- WHAT THE EXERCISE ASKS
Reproduce exactly the lines from the one containing "Extract the structured" through the last line of the data, both ends included.

- RECORDS FOR PROCESSING
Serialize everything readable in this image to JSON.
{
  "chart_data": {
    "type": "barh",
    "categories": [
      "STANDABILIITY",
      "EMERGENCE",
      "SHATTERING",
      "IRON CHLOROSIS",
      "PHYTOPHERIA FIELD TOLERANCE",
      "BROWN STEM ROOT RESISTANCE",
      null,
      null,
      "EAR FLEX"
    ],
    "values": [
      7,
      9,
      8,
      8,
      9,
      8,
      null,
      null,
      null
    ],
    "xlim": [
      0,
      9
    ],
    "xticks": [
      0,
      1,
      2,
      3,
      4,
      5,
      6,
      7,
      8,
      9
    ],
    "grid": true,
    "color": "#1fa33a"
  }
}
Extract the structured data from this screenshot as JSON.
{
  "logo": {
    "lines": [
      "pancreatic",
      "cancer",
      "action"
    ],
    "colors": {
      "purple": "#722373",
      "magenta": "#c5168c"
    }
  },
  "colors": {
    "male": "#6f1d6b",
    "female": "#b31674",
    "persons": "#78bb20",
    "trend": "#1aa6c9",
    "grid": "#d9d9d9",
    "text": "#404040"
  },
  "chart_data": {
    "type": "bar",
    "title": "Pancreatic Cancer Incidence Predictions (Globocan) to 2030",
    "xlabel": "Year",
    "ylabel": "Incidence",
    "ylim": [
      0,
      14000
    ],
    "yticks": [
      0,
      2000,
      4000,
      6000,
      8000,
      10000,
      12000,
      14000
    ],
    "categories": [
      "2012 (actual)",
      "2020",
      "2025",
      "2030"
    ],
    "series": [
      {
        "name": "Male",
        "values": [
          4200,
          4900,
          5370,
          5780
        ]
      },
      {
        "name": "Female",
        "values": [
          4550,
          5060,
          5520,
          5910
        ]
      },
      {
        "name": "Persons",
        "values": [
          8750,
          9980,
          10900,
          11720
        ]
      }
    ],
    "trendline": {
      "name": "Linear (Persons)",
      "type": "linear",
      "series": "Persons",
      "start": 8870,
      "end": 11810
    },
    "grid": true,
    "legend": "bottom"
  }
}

- REPLY
Extract the structured data from this screenshot as JSON.
{
  "logo": {
    "lines": [
      "pancreatic",
      "cancer",
      "action"
    ],
    "colors": {
      "purple": "#722373",
      "magenta": "#c5168c"
    }
  },
  "colors": {
    "male": "#6f1d6b",
    "female": "#b31674",
    "persons": "#78bb20",
    "trend": "#1aa6c9",
    "grid": "#d9d9d9",
    "text": "#404040"
  },
  "chart_data": {
    "type": "bar",
    "title": "Pancreatic Cancer Incidence Predictions (Globocan) to 2030",
    "xlabel": "Year",
    "ylabel": "Incidence",
    "ylim": [
      0,
      14000
    ],
    "yticks": [
      0,
      2000,
      4000,
      6000,
      8000,
      10000,
      12000,
      14000
    ],
    "categories": [
      "2012 (actual)",
      "2020",
      "2025",
      "2030"
    ],
    "series": [
      {
        "name": "Male",
        "values": [
          4200,
          4900,
          5370,
          5780
        ]
      },
      {
        "name": "Female",
        "values": [
          4550,
          5060,
          5520,
          5910
        ]
      },
      {
        "name": "Persons",
        "values": [
          8750,
          9980,
          10900,
          11720
        ]
      }
    ],
    "trendline": {
      "name": "Linear (Persons)",
      "type": "linear",
      "series": "Persons",
      "start": 8870,
      "end": 11810
    },
    "grid": true,
    "legend": "bottom"
  }
}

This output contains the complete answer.